**WORK INSTRUCTIONS:** Write out each line of the listing as it stands, without the images.

## begin SOURCE DATA

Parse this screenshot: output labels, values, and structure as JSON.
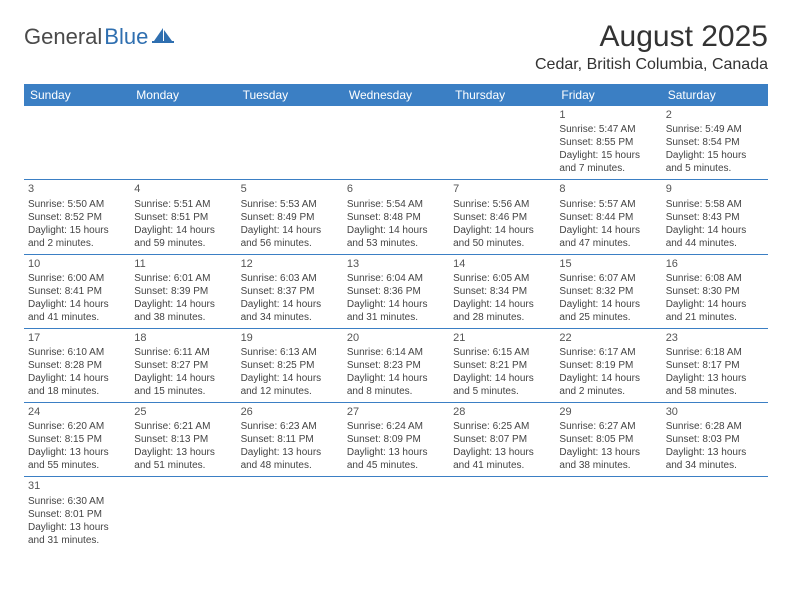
{
  "logo": {
    "text1": "General",
    "text2": "Blue"
  },
  "title": "August 2025",
  "location": "Cedar, British Columbia, Canada",
  "colors": {
    "header_bg": "#3b7fc4",
    "header_text": "#ffffff",
    "rule": "#3b7fc4",
    "logo_gray": "#4a4a4a",
    "logo_blue": "#2f6fb0"
  },
  "weekdays": [
    "Sunday",
    "Monday",
    "Tuesday",
    "Wednesday",
    "Thursday",
    "Friday",
    "Saturday"
  ],
  "weeks": [
    [
      null,
      null,
      null,
      null,
      null,
      {
        "n": "1",
        "sr": "Sunrise: 5:47 AM",
        "ss": "Sunset: 8:55 PM",
        "dl": "Daylight: 15 hours and 7 minutes."
      },
      {
        "n": "2",
        "sr": "Sunrise: 5:49 AM",
        "ss": "Sunset: 8:54 PM",
        "dl": "Daylight: 15 hours and 5 minutes."
      }
    ],
    [
      {
        "n": "3",
        "sr": "Sunrise: 5:50 AM",
        "ss": "Sunset: 8:52 PM",
        "dl": "Daylight: 15 hours and 2 minutes."
      },
      {
        "n": "4",
        "sr": "Sunrise: 5:51 AM",
        "ss": "Sunset: 8:51 PM",
        "dl": "Daylight: 14 hours and 59 minutes."
      },
      {
        "n": "5",
        "sr": "Sunrise: 5:53 AM",
        "ss": "Sunset: 8:49 PM",
        "dl": "Daylight: 14 hours and 56 minutes."
      },
      {
        "n": "6",
        "sr": "Sunrise: 5:54 AM",
        "ss": "Sunset: 8:48 PM",
        "dl": "Daylight: 14 hours and 53 minutes."
      },
      {
        "n": "7",
        "sr": "Sunrise: 5:56 AM",
        "ss": "Sunset: 8:46 PM",
        "dl": "Daylight: 14 hours and 50 minutes."
      },
      {
        "n": "8",
        "sr": "Sunrise: 5:57 AM",
        "ss": "Sunset: 8:44 PM",
        "dl": "Daylight: 14 hours and 47 minutes."
      },
      {
        "n": "9",
        "sr": "Sunrise: 5:58 AM",
        "ss": "Sunset: 8:43 PM",
        "dl": "Daylight: 14 hours and 44 minutes."
      }
    ],
    [
      {
        "n": "10",
        "sr": "Sunrise: 6:00 AM",
        "ss": "Sunset: 8:41 PM",
        "dl": "Daylight: 14 hours and 41 minutes."
      },
      {
        "n": "11",
        "sr": "Sunrise: 6:01 AM",
        "ss": "Sunset: 8:39 PM",
        "dl": "Daylight: 14 hours and 38 minutes."
      },
      {
        "n": "12",
        "sr": "Sunrise: 6:03 AM",
        "ss": "Sunset: 8:37 PM",
        "dl": "Daylight: 14 hours and 34 minutes."
      },
      {
        "n": "13",
        "sr": "Sunrise: 6:04 AM",
        "ss": "Sunset: 8:36 PM",
        "dl": "Daylight: 14 hours and 31 minutes."
      },
      {
        "n": "14",
        "sr": "Sunrise: 6:05 AM",
        "ss": "Sunset: 8:34 PM",
        "dl": "Daylight: 14 hours and 28 minutes."
      },
      {
        "n": "15",
        "sr": "Sunrise: 6:07 AM",
        "ss": "Sunset: 8:32 PM",
        "dl": "Daylight: 14 hours and 25 minutes."
      },
      {
        "n": "16",
        "sr": "Sunrise: 6:08 AM",
        "ss": "Sunset: 8:30 PM",
        "dl": "Daylight: 14 hours and 21 minutes."
      }
    ],
    [
      {
        "n": "17",
        "sr": "Sunrise: 6:10 AM",
        "ss": "Sunset: 8:28 PM",
        "dl": "Daylight: 14 hours and 18 minutes."
      },
      {
        "n": "18",
        "sr": "Sunrise: 6:11 AM",
        "ss": "Sunset: 8:27 PM",
        "dl": "Daylight: 14 hours and 15 minutes."
      },
      {
        "n": "19",
        "sr": "Sunrise: 6:13 AM",
        "ss": "Sunset: 8:25 PM",
        "dl": "Daylight: 14 hours and 12 minutes."
      },
      {
        "n": "20",
        "sr": "Sunrise: 6:14 AM",
        "ss": "Sunset: 8:23 PM",
        "dl": "Daylight: 14 hours and 8 minutes."
      },
      {
        "n": "21",
        "sr": "Sunrise: 6:15 AM",
        "ss": "Sunset: 8:21 PM",
        "dl": "Daylight: 14 hours and 5 minutes."
      },
      {
        "n": "22",
        "sr": "Sunrise: 6:17 AM",
        "ss": "Sunset: 8:19 PM",
        "dl": "Daylight: 14 hours and 2 minutes."
      },
      {
        "n": "23",
        "sr": "Sunrise: 6:18 AM",
        "ss": "Sunset: 8:17 PM",
        "dl": "Daylight: 13 hours and 58 minutes."
      }
    ],
    [
      {
        "n": "24",
        "sr": "Sunrise: 6:20 AM",
        "ss": "Sunset: 8:15 PM",
        "dl": "Daylight: 13 hours and 55 minutes."
      },
      {
        "n": "25",
        "sr": "Sunrise: 6:21 AM",
        "ss": "Sunset: 8:13 PM",
        "dl": "Daylight: 13 hours and 51 minutes."
      },
      {
        "n": "26",
        "sr": "Sunrise: 6:23 AM",
        "ss": "Sunset: 8:11 PM",
        "dl": "Daylight: 13 hours and 48 minutes."
      },
      {
        "n": "27",
        "sr": "Sunrise: 6:24 AM",
        "ss": "Sunset: 8:09 PM",
        "dl": "Daylight: 13 hours and 45 minutes."
      },
      {
        "n": "28",
        "sr": "Sunrise: 6:25 AM",
        "ss": "Sunset: 8:07 PM",
        "dl": "Daylight: 13 hours and 41 minutes."
      },
      {
        "n": "29",
        "sr": "Sunrise: 6:27 AM",
        "ss": "Sunset: 8:05 PM",
        "dl": "Daylight: 13 hours and 38 minutes."
      },
      {
        "n": "30",
        "sr": "Sunrise: 6:28 AM",
        "ss": "Sunset: 8:03 PM",
        "dl": "Daylight: 13 hours and 34 minutes."
      }
    ],
    [
      {
        "n": "31",
        "sr": "Sunrise: 6:30 AM",
        "ss": "Sunset: 8:01 PM",
        "dl": "Daylight: 13 hours and 31 minutes."
      },
      null,
      null,
      null,
      null,
      null,
      null
    ]
  ]
}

## end SOURCE DATA

**EXERCISE RESULT:**
Parse this screenshot: output labels, values, and structure as JSON.
{
  "logo": {
    "text1": "General",
    "text2": "Blue"
  },
  "title": "August 2025",
  "location": "Cedar, British Columbia, Canada",
  "colors": {
    "header_bg": "#3b7fc4",
    "header_text": "#ffffff",
    "rule": "#3b7fc4",
    "logo_gray": "#4a4a4a",
    "logo_blue": "#2f6fb0"
  },
  "weekdays": [
    "Sunday",
    "Monday",
    "Tuesday",
    "Wednesday",
    "Thursday",
    "Friday",
    "Saturday"
  ],
  "weeks": [
    [
      null,
      null,
      null,
      null,
      null,
      {
        "n": "1",
        "sr": "Sunrise: 5:47 AM",
        "ss": "Sunset: 8:55 PM",
        "dl": "Daylight: 15 hours and 7 minutes."
      },
      {
        "n": "2",
        "sr": "Sunrise: 5:49 AM",
        "ss": "Sunset: 8:54 PM",
        "dl": "Daylight: 15 hours and 5 minutes."
      }
    ],
    [
      {
        "n": "3",
        "sr": "Sunrise: 5:50 AM",
        "ss": "Sunset: 8:52 PM",
        "dl": "Daylight: 15 hours and 2 minutes."
      },
      {
        "n": "4",
        "sr": "Sunrise: 5:51 AM",
        "ss": "Sunset: 8:51 PM",
        "dl": "Daylight: 14 hours and 59 minutes."
      },
      {
        "n": "5",
        "sr": "Sunrise: 5:53 AM",
        "ss": "Sunset: 8:49 PM",
        "dl": "Daylight: 14 hours and 56 minutes."
      },
      {
        "n": "6",
        "sr": "Sunrise: 5:54 AM",
        "ss": "Sunset: 8:48 PM",
        "dl": "Daylight: 14 hours and 53 minutes."
      },
      {
        "n": "7",
        "sr": "Sunrise: 5:56 AM",
        "ss": "Sunset: 8:46 PM",
        "dl": "Daylight: 14 hours and 50 minutes."
      },
      {
        "n": "8",
        "sr": "Sunrise: 5:57 AM",
        "ss": "Sunset: 8:44 PM",
        "dl": "Daylight: 14 hours and 47 minutes."
      },
      {
        "n": "9",
        "sr": "Sunrise: 5:58 AM",
        "ss": "Sunset: 8:43 PM",
        "dl": "Daylight: 14 hours and 44 minutes."
      }
    ],
    [
      {
        "n": "10",
        "sr": "Sunrise: 6:00 AM",
        "ss": "Sunset: 8:41 PM",
        "dl": "Daylight: 14 hours and 41 minutes."
      },
      {
        "n": "11",
        "sr": "Sunrise: 6:01 AM",
        "ss": "Sunset: 8:39 PM",
        "dl": "Daylight: 14 hours and 38 minutes."
      },
      {
        "n": "12",
        "sr": "Sunrise: 6:03 AM",
        "ss": "Sunset: 8:37 PM",
        "dl": "Daylight: 14 hours and 34 minutes."
      },
      {
        "n": "13",
        "sr": "Sunrise: 6:04 AM",
        "ss": "Sunset: 8:36 PM",
        "dl": "Daylight: 14 hours and 31 minutes."
      },
      {
        "n": "14",
        "sr": "Sunrise: 6:05 AM",
        "ss": "Sunset: 8:34 PM",
        "dl": "Daylight: 14 hours and 28 minutes."
      },
      {
        "n": "15",
        "sr": "Sunrise: 6:07 AM",
        "ss": "Sunset: 8:32 PM",
        "dl": "Daylight: 14 hours and 25 minutes."
      },
      {
        "n": "16",
        "sr": "Sunrise: 6:08 AM",
        "ss": "Sunset: 8:30 PM",
        "dl": "Daylight: 14 hours and 21 minutes."
      }
    ],
    [
      {
        "n": "17",
        "sr": "Sunrise: 6:10 AM",
        "ss": "Sunset: 8:28 PM",
        "dl": "Daylight: 14 hours and 18 minutes."
      },
      {
        "n": "18",
        "sr": "Sunrise: 6:11 AM",
        "ss": "Sunset: 8:27 PM",
        "dl": "Daylight: 14 hours and 15 minutes."
      },
      {
        "n": "19",
        "sr": "Sunrise: 6:13 AM",
        "ss": "Sunset: 8:25 PM",
        "dl": "Daylight: 14 hours and 12 minutes."
      },
      {
        "n": "20",
        "sr": "Sunrise: 6:14 AM",
        "ss": "Sunset: 8:23 PM",
        "dl": "Daylight: 14 hours and 8 minutes."
      },
      {
        "n": "21",
        "sr": "Sunrise: 6:15 AM",
        "ss": "Sunset: 8:21 PM",
        "dl": "Daylight: 14 hours and 5 minutes."
      },
      {
        "n": "22",
        "sr": "Sunrise: 6:17 AM",
        "ss": "Sunset: 8:19 PM",
        "dl": "Daylight: 14 hours and 2 minutes."
      },
      {
        "n": "23",
        "sr": "Sunrise: 6:18 AM",
        "ss": "Sunset: 8:17 PM",
        "dl": "Daylight: 13 hours and 58 minutes."
      }
    ],
    [
      {
        "n": "24",
        "sr": "Sunrise: 6:20 AM",
        "ss": "Sunset: 8:15 PM",
        "dl": "Daylight: 13 hours and 55 minutes."
      },
      {
        "n": "25",
        "sr": "Sunrise: 6:21 AM",
        "ss": "Sunset: 8:13 PM",
        "dl": "Daylight: 13 hours and 51 minutes."
      },
      {
        "n": "26",
        "sr": "Sunrise: 6:23 AM",
        "ss": "Sunset: 8:11 PM",
        "dl": "Daylight: 13 hours and 48 minutes."
      },
      {
        "n": "27",
        "sr": "Sunrise: 6:24 AM",
        "ss": "Sunset: 8:09 PM",
        "dl": "Daylight: 13 hours and 45 minutes."
      },
      {
        "n": "28",
        "sr": "Sunrise: 6:25 AM",
        "ss": "Sunset: 8:07 PM",
        "dl": "Daylight: 13 hours and 41 minutes."
      },
      {
        "n": "29",
        "sr": "Sunrise: 6:27 AM",
        "ss": "Sunset: 8:05 PM",
        "dl": "Daylight: 13 hours and 38 minutes."
      },
      {
        "n": "30",
        "sr": "Sunrise: 6:28 AM",
        "ss": "Sunset: 8:03 PM",
        "dl": "Daylight: 13 hours and 34 minutes."
      }
    ],
    [
      {
        "n": "31",
        "sr": "Sunrise: 6:30 AM",
        "ss": "Sunset: 8:01 PM",
        "dl": "Daylight: 13 hours and 31 minutes."
      },
      null,
      null,
      null,
      null,
      null,
      null
    ]
  ]
}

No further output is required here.